The Anointment of David
David is anointed three times. The first anointment, by the prophet Samuel (1 Sam. 16.13), takes place in a family setting. After Saul's death, David is anointed by his tribe (2 Sam. 2.4) and sometime thereafter by the remainder of the tribes of Israel (2 Sam. 5.3). For our purposes, the question of the chronological order of the traditions and whether and by whom David was anointed is not of interest. 37 After Saul's death, David was in Hebron, the tribe of Judah's principal city, where he was anointed by his tribesmen: ‘The men of Judah came and there they anointed David king over the House of Judah’ (2 Sam. 2.4). David was not Saul's natural successor, and therefore a ceremony was required that would endow him with royal status. His anointment represented more than the expropriation of the crown from Saul's line: it was the initial founding of a monarchic dynasty for the tribe of Judah. David's anointment by the remainder of the tribes of Israel should be viewed similarly: ‘All the elders of Israel came to the king at Hebron, and King David made a pact with them in Hebron before the Lord. And they anointed David king over Israel’ (2 Sam. 5.3). In this case, too, the fact that the lawful king over Israel was Saul's son Ish-bosheth (2 Sam. 2.10) necessitated David's anointment. As observed earlier, in the case of foundational anointments, the populace or its representatives anointed the new king.

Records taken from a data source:
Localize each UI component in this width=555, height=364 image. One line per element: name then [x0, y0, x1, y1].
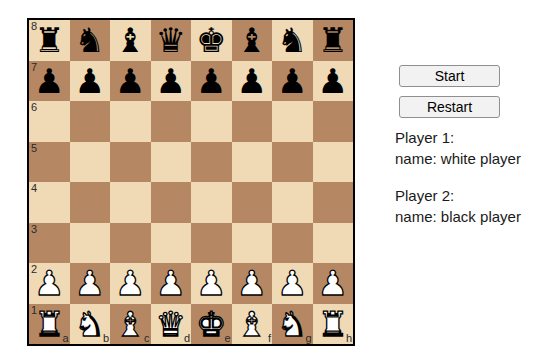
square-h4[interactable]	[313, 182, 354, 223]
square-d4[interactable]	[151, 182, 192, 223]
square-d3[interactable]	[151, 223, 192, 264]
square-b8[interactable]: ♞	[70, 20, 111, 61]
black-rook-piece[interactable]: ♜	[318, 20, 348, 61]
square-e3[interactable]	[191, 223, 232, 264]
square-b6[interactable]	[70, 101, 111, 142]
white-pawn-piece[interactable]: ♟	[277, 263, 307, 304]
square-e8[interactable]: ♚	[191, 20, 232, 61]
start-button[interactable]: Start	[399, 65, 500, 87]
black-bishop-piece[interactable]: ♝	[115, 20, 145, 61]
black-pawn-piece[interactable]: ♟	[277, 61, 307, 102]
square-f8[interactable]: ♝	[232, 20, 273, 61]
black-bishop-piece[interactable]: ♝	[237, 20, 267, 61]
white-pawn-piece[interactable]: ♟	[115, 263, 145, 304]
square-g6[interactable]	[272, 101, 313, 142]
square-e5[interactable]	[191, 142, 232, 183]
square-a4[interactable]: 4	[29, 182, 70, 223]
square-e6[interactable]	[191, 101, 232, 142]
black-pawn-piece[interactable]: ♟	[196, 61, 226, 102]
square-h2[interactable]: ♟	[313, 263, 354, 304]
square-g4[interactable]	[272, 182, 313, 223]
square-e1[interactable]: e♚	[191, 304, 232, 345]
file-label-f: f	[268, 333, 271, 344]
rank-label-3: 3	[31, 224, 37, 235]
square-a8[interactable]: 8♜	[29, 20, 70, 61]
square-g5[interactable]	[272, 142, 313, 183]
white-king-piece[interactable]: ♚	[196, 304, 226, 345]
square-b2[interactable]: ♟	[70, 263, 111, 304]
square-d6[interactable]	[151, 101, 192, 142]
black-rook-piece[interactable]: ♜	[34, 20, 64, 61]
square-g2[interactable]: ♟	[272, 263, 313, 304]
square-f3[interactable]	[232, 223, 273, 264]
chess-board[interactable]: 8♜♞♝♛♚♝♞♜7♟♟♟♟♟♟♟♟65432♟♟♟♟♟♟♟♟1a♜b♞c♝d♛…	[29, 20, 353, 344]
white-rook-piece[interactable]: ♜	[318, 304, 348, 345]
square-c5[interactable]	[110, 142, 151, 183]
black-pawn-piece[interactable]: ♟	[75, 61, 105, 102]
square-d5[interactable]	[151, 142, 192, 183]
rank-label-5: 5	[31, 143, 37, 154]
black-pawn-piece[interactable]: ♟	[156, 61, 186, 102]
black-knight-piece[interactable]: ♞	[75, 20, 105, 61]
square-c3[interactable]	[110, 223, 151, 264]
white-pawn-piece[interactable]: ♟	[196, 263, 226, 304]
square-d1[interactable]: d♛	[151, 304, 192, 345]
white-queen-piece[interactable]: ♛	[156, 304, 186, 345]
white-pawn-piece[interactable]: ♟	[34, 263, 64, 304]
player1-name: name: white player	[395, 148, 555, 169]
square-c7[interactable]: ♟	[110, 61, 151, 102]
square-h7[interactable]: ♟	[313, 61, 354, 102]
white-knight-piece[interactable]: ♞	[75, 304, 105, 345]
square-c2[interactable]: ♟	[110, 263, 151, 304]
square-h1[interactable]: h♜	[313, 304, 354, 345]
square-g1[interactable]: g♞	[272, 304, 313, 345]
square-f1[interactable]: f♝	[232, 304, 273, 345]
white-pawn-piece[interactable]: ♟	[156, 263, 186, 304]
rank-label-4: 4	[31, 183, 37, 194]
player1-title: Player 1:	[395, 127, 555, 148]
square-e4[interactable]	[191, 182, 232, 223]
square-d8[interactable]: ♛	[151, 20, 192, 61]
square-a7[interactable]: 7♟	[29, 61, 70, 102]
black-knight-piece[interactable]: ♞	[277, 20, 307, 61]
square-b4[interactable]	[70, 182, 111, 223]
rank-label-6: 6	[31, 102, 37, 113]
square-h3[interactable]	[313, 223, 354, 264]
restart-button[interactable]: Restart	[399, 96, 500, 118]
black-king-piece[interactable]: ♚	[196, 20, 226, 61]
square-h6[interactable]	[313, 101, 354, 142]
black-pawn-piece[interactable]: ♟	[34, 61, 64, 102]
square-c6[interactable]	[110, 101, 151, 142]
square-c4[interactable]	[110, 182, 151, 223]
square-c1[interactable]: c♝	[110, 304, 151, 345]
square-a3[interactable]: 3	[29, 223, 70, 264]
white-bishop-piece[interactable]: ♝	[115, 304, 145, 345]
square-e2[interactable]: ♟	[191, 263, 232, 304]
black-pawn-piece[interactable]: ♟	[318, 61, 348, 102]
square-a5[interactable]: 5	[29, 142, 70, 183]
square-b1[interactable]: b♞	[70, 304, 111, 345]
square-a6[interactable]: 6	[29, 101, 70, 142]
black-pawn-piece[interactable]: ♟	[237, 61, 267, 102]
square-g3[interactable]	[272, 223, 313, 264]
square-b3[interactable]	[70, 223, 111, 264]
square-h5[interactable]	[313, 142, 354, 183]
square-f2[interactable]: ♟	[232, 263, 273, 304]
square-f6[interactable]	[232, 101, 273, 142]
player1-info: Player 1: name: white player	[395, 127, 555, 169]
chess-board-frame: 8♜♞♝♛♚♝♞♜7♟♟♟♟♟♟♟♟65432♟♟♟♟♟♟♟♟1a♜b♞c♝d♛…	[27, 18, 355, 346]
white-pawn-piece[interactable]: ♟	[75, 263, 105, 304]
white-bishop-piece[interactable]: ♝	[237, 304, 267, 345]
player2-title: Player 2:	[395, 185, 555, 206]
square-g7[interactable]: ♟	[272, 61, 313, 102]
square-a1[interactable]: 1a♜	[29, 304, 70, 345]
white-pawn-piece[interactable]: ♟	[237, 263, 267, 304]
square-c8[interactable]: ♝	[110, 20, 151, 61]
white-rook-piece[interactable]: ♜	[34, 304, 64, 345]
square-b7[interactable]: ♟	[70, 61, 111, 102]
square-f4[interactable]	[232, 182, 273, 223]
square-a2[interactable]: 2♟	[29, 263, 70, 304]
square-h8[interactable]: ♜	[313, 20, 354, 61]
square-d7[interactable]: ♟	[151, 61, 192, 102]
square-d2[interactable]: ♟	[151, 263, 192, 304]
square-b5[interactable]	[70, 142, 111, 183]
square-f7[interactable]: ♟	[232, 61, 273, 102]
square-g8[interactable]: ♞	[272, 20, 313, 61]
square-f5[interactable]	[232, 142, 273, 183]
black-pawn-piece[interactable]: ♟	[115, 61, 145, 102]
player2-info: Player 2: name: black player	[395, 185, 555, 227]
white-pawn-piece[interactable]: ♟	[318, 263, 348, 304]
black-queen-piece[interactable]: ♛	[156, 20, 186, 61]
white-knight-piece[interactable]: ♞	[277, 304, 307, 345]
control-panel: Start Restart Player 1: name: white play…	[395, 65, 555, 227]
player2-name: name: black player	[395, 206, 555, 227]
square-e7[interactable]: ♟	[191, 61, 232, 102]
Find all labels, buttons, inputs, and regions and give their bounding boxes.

→ **Exercise description**: According to the text on David's anointment, in what city did the men of Judah anoint David king? These lines aren't needed for anything here.

→ **Result below**: Hebron, the tribe of Judah's principal city.